> **What you have to do**: Set down every entry again word for word, please, but skip the pictures.

> **Records from a collection of figures**:

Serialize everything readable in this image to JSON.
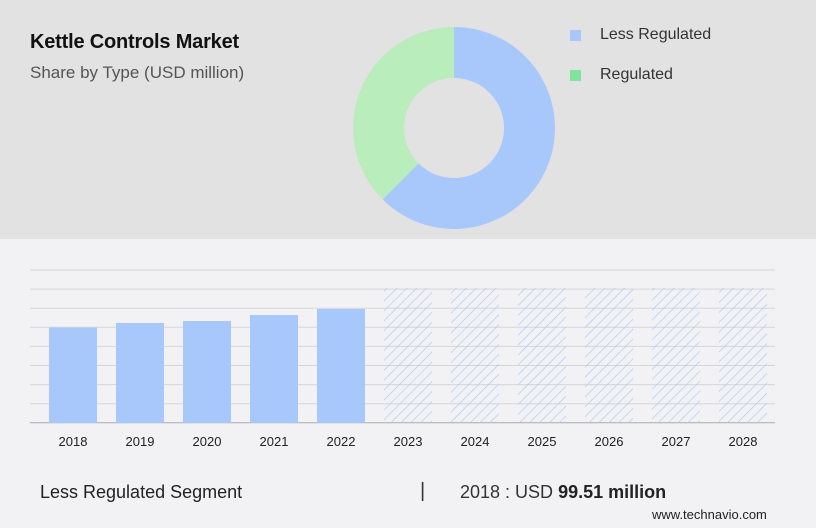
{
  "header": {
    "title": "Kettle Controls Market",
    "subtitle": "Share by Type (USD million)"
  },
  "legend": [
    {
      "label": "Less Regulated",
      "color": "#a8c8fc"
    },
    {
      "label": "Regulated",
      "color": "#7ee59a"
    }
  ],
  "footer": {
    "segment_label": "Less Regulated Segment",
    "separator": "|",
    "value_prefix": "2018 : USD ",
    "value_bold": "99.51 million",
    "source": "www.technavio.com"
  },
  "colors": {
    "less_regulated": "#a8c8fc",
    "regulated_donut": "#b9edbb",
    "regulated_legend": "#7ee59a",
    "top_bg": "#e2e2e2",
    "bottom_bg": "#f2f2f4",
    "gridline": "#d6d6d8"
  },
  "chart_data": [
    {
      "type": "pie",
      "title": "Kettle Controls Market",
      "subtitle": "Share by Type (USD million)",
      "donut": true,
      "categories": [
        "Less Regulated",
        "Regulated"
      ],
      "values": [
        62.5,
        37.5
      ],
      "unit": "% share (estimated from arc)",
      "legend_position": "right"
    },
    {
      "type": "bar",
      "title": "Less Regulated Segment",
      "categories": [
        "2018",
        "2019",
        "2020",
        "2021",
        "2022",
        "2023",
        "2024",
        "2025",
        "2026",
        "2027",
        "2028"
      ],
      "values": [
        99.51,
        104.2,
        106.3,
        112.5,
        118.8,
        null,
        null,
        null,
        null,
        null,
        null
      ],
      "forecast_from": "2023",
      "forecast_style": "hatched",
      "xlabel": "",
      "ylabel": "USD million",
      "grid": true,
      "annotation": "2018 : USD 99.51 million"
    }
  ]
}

> **Solved exercise**:
Serialize everything readable in this image to JSON.
{
  "header": {
    "title": "Kettle Controls Market",
    "subtitle": "Share by Type (USD million)"
  },
  "legend": [
    {
      "label": "Less Regulated",
      "color": "#a8c8fc"
    },
    {
      "label": "Regulated",
      "color": "#7ee59a"
    }
  ],
  "footer": {
    "segment_label": "Less Regulated Segment",
    "separator": "|",
    "value_prefix": "2018 : USD ",
    "value_bold": "99.51 million",
    "source": "www.technavio.com"
  },
  "colors": {
    "less_regulated": "#a8c8fc",
    "regulated_donut": "#b9edbb",
    "regulated_legend": "#7ee59a",
    "top_bg": "#e2e2e2",
    "bottom_bg": "#f2f2f4",
    "gridline": "#d6d6d8"
  },
  "chart_data": [
    {
      "type": "pie",
      "title": "Kettle Controls Market",
      "subtitle": "Share by Type (USD million)",
      "donut": true,
      "categories": [
        "Less Regulated",
        "Regulated"
      ],
      "values": [
        62.5,
        37.5
      ],
      "unit": "% share (estimated from arc)",
      "legend_position": "right"
    },
    {
      "type": "bar",
      "title": "Less Regulated Segment",
      "categories": [
        "2018",
        "2019",
        "2020",
        "2021",
        "2022",
        "2023",
        "2024",
        "2025",
        "2026",
        "2027",
        "2028"
      ],
      "values": [
        99.51,
        104.2,
        106.3,
        112.5,
        118.8,
        null,
        null,
        null,
        null,
        null,
        null
      ],
      "forecast_from": "2023",
      "forecast_style": "hatched",
      "xlabel": "",
      "ylabel": "USD million",
      "grid": true,
      "annotation": "2018 : USD 99.51 million"
    }
  ]
}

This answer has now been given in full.